#### Supplied data:

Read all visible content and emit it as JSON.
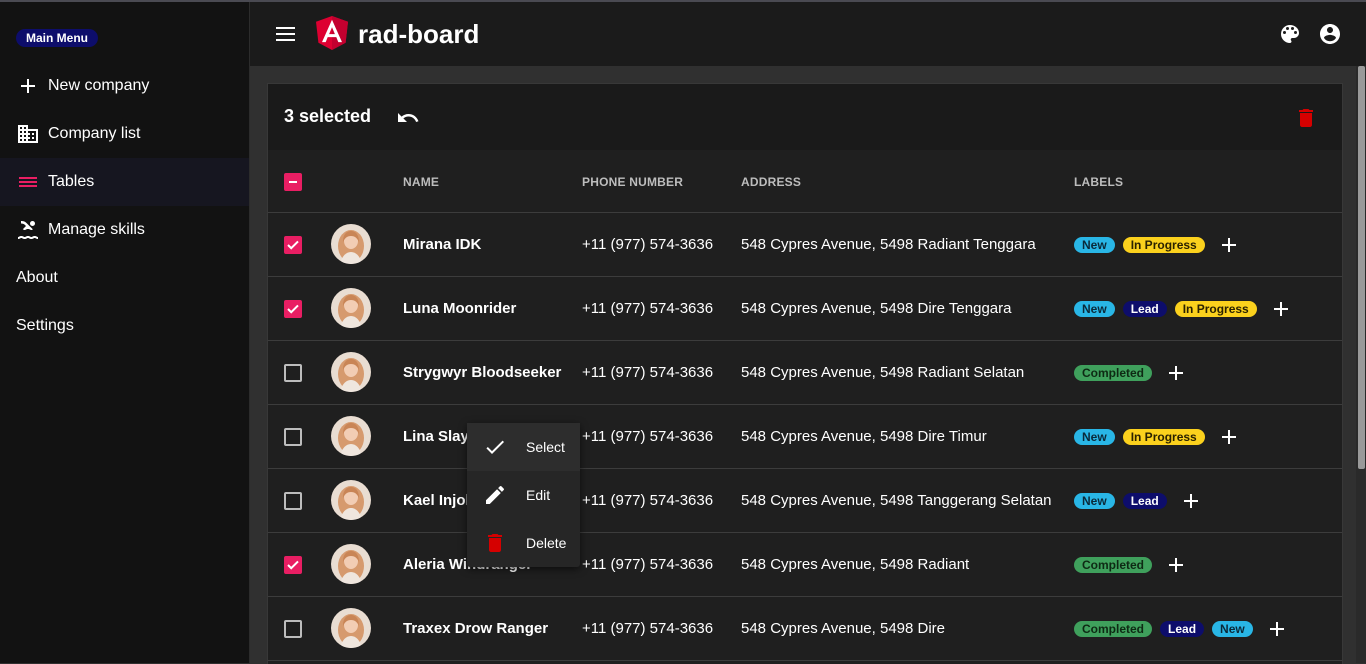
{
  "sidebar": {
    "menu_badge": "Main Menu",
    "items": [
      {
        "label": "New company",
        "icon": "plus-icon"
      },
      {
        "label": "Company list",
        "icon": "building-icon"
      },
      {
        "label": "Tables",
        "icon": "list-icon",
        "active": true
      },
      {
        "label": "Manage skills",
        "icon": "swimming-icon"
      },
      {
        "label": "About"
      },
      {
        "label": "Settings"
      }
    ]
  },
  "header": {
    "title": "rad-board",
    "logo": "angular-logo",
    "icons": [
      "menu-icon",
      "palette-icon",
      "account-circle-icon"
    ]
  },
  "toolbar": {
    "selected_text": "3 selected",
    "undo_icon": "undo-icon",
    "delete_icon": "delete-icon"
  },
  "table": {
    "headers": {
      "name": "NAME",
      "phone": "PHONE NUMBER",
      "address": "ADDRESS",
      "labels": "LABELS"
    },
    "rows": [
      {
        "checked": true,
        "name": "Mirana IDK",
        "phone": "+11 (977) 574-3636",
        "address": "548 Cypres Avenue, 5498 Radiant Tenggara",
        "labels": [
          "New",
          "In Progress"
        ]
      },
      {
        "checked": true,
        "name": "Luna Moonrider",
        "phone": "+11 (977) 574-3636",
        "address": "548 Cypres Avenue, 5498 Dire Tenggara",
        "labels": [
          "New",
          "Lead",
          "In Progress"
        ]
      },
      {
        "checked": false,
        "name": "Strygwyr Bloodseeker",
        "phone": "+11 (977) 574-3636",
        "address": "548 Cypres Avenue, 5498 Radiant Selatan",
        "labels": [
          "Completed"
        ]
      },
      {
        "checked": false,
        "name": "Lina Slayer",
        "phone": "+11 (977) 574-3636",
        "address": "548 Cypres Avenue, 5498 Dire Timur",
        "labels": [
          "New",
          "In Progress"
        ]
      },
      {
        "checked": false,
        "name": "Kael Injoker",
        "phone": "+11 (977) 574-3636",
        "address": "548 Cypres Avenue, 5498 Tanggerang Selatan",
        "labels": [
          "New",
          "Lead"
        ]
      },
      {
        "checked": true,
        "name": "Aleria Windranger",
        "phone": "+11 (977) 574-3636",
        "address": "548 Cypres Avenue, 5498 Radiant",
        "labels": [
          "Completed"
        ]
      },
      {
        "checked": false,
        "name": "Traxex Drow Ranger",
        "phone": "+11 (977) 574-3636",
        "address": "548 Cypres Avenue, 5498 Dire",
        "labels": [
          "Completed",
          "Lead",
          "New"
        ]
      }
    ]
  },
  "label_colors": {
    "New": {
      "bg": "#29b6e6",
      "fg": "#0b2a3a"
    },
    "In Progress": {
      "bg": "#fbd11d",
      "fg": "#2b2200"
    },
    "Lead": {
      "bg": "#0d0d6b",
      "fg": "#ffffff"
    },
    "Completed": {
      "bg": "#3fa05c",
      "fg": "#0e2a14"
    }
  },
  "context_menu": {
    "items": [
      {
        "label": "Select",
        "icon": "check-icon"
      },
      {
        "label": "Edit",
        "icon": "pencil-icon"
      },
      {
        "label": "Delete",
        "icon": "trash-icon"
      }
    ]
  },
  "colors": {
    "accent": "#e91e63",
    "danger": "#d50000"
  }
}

...

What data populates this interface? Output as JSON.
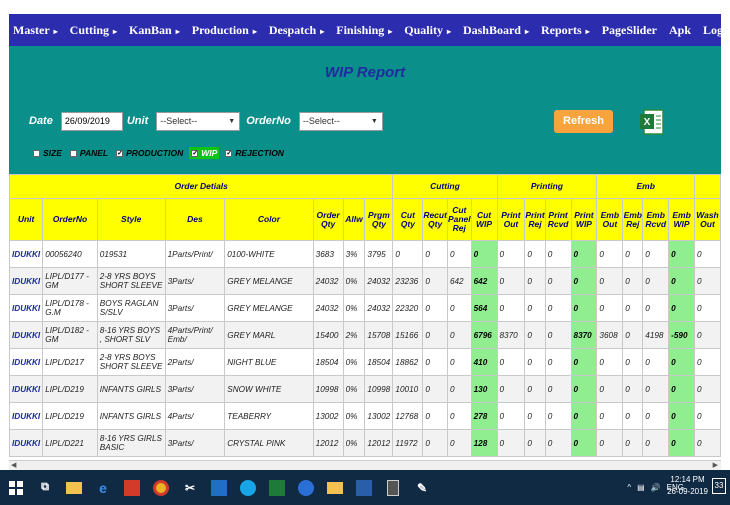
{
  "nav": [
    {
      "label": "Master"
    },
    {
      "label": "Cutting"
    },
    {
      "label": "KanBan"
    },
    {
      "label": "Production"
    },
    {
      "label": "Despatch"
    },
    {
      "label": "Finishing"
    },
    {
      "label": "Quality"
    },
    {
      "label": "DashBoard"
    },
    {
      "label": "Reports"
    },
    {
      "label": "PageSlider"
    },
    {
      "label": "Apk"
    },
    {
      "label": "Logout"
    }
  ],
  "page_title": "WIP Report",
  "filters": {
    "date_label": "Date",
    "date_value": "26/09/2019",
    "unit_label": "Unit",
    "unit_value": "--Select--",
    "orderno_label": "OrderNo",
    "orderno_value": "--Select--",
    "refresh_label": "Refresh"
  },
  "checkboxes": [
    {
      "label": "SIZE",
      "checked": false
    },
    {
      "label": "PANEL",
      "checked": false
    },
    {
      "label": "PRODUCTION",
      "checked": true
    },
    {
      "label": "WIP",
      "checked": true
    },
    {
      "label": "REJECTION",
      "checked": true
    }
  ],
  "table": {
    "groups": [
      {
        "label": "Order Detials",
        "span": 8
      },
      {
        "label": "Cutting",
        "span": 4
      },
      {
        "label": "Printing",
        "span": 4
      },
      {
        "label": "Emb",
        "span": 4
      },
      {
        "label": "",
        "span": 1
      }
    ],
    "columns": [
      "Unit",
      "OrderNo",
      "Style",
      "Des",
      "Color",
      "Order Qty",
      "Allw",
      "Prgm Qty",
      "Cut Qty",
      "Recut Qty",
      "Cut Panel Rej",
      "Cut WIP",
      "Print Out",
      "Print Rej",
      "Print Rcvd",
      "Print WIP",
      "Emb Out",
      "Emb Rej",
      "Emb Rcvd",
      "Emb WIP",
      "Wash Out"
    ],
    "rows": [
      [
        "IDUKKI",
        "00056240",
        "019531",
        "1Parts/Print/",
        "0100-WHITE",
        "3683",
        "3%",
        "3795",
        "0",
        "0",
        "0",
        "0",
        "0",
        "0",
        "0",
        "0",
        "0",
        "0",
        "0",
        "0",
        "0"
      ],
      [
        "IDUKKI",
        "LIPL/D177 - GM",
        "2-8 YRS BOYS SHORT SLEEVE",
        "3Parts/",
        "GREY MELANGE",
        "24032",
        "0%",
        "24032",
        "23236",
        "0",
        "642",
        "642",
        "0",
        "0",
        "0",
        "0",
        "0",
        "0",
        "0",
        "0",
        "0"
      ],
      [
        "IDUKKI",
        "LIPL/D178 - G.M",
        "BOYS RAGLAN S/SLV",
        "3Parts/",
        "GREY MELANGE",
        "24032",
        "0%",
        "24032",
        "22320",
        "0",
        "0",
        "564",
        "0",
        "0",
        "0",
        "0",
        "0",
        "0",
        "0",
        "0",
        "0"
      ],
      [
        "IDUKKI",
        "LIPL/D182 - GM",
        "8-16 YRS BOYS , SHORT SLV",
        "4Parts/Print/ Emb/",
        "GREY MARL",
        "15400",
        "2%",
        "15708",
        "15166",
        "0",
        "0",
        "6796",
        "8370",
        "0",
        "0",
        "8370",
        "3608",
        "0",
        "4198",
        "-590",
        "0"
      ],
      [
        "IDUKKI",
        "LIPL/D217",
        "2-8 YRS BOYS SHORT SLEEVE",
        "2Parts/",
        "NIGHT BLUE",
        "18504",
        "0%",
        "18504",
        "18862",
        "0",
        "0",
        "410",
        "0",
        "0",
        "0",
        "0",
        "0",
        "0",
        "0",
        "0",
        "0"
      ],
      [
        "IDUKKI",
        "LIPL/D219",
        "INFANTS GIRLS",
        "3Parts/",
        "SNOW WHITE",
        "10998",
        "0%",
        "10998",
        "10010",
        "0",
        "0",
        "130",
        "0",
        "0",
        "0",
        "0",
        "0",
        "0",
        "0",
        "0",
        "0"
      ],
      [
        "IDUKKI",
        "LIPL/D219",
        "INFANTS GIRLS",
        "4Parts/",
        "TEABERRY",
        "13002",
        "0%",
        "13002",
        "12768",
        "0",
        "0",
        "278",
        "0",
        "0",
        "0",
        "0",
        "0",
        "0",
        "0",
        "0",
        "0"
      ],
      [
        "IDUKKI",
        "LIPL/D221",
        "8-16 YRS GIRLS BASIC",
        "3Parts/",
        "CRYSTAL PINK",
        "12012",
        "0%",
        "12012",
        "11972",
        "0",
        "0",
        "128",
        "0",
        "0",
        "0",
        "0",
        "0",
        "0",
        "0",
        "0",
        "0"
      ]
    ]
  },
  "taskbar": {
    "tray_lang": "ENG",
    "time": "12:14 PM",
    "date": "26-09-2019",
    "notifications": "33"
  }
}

#### What you are asked to do:
Scan the material above. Copy each line that holds the word "Cypres".

#### The answer:
        "address": "548 Cypres Avenue, 5498 Radiant Tenggara",
        "address": "548 Cypres Avenue, 5498 Dire Tenggara",
        "address": "548 Cypres Avenue, 5498 Radiant Selatan",
        "address": "548 Cypres Avenue, 5498 Dire Timur",
        "address": "548 Cypres Avenue, 5498 Tanggerang Selatan",
        "address": "548 Cypres Avenue, 5498 Radiant",
        "address": "548 Cypres Avenue, 5498 Dire",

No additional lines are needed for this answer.